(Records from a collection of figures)

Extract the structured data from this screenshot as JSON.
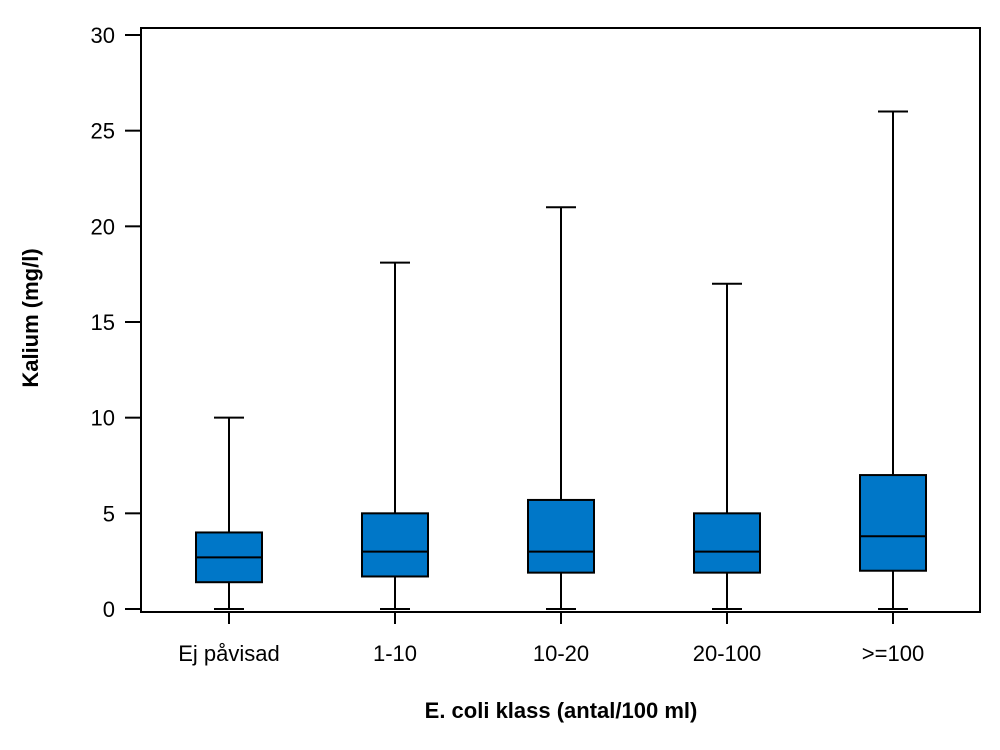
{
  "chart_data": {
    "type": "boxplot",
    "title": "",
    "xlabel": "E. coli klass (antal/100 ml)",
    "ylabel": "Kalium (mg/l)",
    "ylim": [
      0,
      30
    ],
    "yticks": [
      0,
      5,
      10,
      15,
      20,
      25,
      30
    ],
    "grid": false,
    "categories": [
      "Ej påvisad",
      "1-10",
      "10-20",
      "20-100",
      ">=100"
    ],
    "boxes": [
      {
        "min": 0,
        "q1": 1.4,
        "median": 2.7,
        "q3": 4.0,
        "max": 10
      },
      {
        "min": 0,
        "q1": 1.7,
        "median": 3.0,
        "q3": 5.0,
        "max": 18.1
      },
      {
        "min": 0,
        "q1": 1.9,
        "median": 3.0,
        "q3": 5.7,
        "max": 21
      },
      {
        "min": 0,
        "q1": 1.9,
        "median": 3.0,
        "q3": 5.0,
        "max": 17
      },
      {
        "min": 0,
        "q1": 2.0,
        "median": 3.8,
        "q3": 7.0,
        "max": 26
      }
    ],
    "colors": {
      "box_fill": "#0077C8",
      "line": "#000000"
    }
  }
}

■ Problem to solve: Output each line exactly; omit every picture.

■ Correct output:
Extract the structured data from this screenshot as JSON.
{
  "chart_data": {
    "type": "boxplot",
    "title": "",
    "xlabel": "E. coli klass (antal/100 ml)",
    "ylabel": "Kalium (mg/l)",
    "ylim": [
      0,
      30
    ],
    "yticks": [
      0,
      5,
      10,
      15,
      20,
      25,
      30
    ],
    "grid": false,
    "categories": [
      "Ej påvisad",
      "1-10",
      "10-20",
      "20-100",
      ">=100"
    ],
    "boxes": [
      {
        "min": 0,
        "q1": 1.4,
        "median": 2.7,
        "q3": 4.0,
        "max": 10
      },
      {
        "min": 0,
        "q1": 1.7,
        "median": 3.0,
        "q3": 5.0,
        "max": 18.1
      },
      {
        "min": 0,
        "q1": 1.9,
        "median": 3.0,
        "q3": 5.7,
        "max": 21
      },
      {
        "min": 0,
        "q1": 1.9,
        "median": 3.0,
        "q3": 5.0,
        "max": 17
      },
      {
        "min": 0,
        "q1": 2.0,
        "median": 3.8,
        "q3": 7.0,
        "max": 26
      }
    ],
    "colors": {
      "box_fill": "#0077C8",
      "line": "#000000"
    }
  }
}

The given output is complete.